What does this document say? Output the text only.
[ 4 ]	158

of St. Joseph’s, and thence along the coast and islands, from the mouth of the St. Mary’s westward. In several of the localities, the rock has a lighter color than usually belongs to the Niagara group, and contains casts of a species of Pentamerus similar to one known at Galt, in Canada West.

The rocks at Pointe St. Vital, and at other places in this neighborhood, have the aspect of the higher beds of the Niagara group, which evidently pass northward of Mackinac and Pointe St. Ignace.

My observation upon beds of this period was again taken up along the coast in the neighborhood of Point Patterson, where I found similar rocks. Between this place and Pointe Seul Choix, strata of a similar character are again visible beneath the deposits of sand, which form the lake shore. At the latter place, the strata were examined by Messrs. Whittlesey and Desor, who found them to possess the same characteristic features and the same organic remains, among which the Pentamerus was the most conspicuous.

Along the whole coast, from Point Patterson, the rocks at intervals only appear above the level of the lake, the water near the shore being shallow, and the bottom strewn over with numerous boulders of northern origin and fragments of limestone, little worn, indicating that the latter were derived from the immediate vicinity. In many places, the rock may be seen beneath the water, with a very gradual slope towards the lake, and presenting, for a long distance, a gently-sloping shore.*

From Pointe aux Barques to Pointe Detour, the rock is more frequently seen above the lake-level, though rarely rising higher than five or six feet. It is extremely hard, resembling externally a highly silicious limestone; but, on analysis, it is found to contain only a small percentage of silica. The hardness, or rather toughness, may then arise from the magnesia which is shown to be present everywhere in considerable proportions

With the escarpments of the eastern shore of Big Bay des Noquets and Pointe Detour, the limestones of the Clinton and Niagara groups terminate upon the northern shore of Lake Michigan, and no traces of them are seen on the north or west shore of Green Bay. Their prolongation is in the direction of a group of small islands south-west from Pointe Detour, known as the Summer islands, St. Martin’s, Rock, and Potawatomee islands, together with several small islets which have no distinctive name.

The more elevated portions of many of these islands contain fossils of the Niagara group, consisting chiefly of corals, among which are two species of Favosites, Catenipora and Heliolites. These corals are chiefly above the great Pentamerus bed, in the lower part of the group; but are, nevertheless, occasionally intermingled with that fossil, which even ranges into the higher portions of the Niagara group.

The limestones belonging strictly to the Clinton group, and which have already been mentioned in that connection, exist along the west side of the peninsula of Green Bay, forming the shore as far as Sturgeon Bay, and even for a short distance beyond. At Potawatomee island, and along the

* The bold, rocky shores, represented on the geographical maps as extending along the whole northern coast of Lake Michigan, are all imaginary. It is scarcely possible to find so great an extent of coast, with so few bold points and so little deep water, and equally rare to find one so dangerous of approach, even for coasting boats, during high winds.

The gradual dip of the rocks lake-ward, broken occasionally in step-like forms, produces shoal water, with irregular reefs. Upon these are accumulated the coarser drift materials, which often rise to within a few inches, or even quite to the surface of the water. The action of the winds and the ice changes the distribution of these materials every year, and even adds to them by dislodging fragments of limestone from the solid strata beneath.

• YOUR OBJECTIVE: Please reproduce each line exactly as written.

• RESULT:
What does this document say? Output the text only.
[ 4 ]	158

of St. Joseph’s, and thence along the coast and islands, from the mouth of the St. Mary’s westward. In several of the localities, the rock has a lighter color than usually belongs to the Niagara group, and contains casts of a species of Pentamerus similar to one known at Galt, in Canada West.

The rocks at Pointe St. Vital, and at other places in this neighborhood, have the aspect of the higher beds of the Niagara group, which evidently pass northward of Mackinac and Pointe St. Ignace.

My observation upon beds of this period was again taken up along the coast in the neighborhood of Point Patterson, where I found similar rocks. Between this place and Pointe Seul Choix, strata of a similar character are again visible beneath the deposits of sand, which form the lake shore. At the latter place, the strata were examined by Messrs. Whittlesey and Desor, who found them to possess the same characteristic features and the same organic remains, among which the Pentamerus was the most conspicuous.

Along the whole coast, from Point Patterson, the rocks at intervals only appear above the level of the lake, the water near the shore being shallow, and the bottom strewn over with numerous boulders of northern origin and fragments of limestone, little worn, indicating that the latter were derived from the immediate vicinity. In many places, the rock may be seen beneath the water, with a very gradual slope towards the lake, and presenting, for a long distance, a gently-sloping shore.*

From Pointe aux Barques to Pointe Detour, the rock is more frequently seen above the lake-level, though rarely rising higher than five or six feet. It is extremely hard, resembling externally a highly silicious limestone; but, on analysis, it is found to contain only a small percentage of silica. The hardness, or rather toughness, may then arise from the magnesia which is shown to be present everywhere in considerable proportions

With the escarpments of the eastern shore of Big Bay des Noquets and Pointe Detour, the limestones of the Clinton and Niagara groups terminate upon the northern shore of Lake Michigan, and no traces of them are seen on the north or west shore of Green Bay. Their prolongation is in the direction of a group of small islands south-west from Pointe Detour, known as the Summer islands, St. Martin’s, Rock, and Potawatomee islands, together with several small islets which have no distinctive name.

The more elevated portions of many of these islands contain fossils of the Niagara group, consisting chiefly of corals, among which are two species of Favosites, Catenipora and Heliolites. These corals are chiefly above the great Pentamerus bed, in the lower part of the group; but are, nevertheless, occasionally intermingled with that fossil, which even ranges into the higher portions of the Niagara group.

The limestones belonging strictly to the Clinton group, and which have already been mentioned in that connection, exist along the west side of the peninsula of Green Bay, forming the shore as far as Sturgeon Bay, and even for a short distance beyond. At Potawatomee island, and along the

* The bold, rocky shores, represented on the geographical maps as extending along the whole northern coast of Lake Michigan, are all imaginary. It is scarcely possible to find so great an extent of coast, with so few bold points and so little deep water, and equally rare to find one so dangerous of approach, even for coasting boats, during high winds.

The gradual dip of the rocks lake-ward, broken occasionally in step-like forms, produces shoal water, with irregular reefs. Upon these are accumulated the coarser drift materials, which often rise to within a few inches, or even quite to the surface of the water. The action of the winds and the ice changes the distribution of these materials every year, and even adds to them by dislodging fragments of limestone from the solid strata beneath.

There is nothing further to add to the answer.